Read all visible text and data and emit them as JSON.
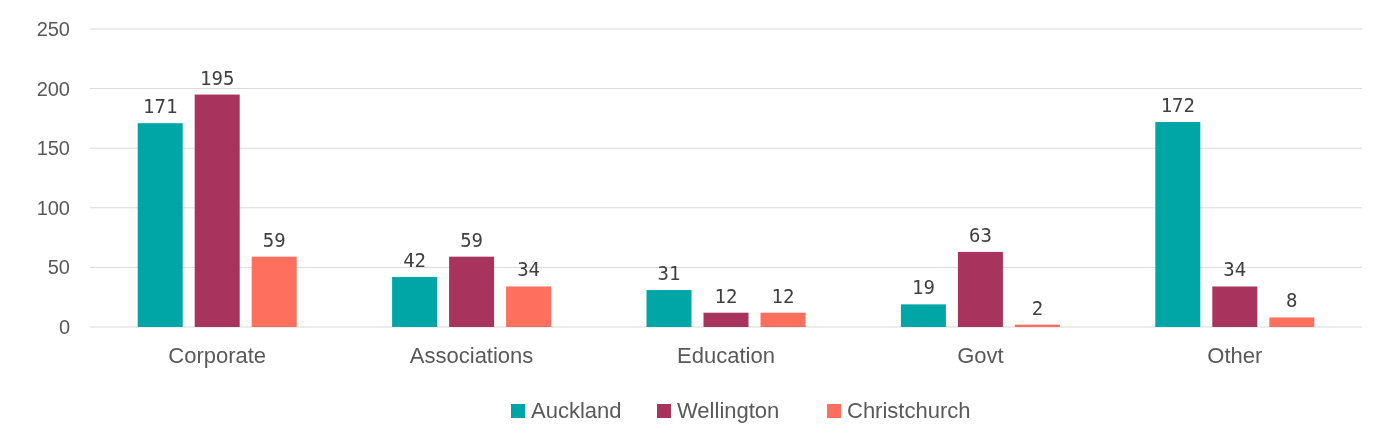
{
  "chart_data": {
    "type": "bar",
    "categories": [
      "Corporate",
      "Associations",
      "Education",
      "Govt",
      "Other"
    ],
    "series": [
      {
        "name": "Auckland",
        "color": "#00a6a6",
        "values": [
          171,
          42,
          31,
          19,
          172
        ]
      },
      {
        "name": "Wellington",
        "color": "#a8345e",
        "values": [
          195,
          59,
          12,
          63,
          34
        ]
      },
      {
        "name": "Christchurch",
        "color": "#fe6f5e",
        "values": [
          59,
          34,
          12,
          2,
          8
        ]
      }
    ],
    "ylim": [
      0,
      250
    ],
    "yticks": [
      0,
      50,
      100,
      150,
      200,
      250
    ],
    "grid": "y",
    "legend": "bottom",
    "data_labels": true
  }
}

* * *

### WORK TO BE COMPLETED
Quote the preceding records in their entirety, excluding every picture.

### SOLUTION BELOW
Read all visible text and data and emit them as JSON.
{
  "chart_data": {
    "type": "bar",
    "categories": [
      "Corporate",
      "Associations",
      "Education",
      "Govt",
      "Other"
    ],
    "series": [
      {
        "name": "Auckland",
        "color": "#00a6a6",
        "values": [
          171,
          42,
          31,
          19,
          172
        ]
      },
      {
        "name": "Wellington",
        "color": "#a8345e",
        "values": [
          195,
          59,
          12,
          63,
          34
        ]
      },
      {
        "name": "Christchurch",
        "color": "#fe6f5e",
        "values": [
          59,
          34,
          12,
          2,
          8
        ]
      }
    ],
    "ylim": [
      0,
      250
    ],
    "yticks": [
      0,
      50,
      100,
      150,
      200,
      250
    ],
    "grid": "y",
    "legend": "bottom",
    "data_labels": true
  }
}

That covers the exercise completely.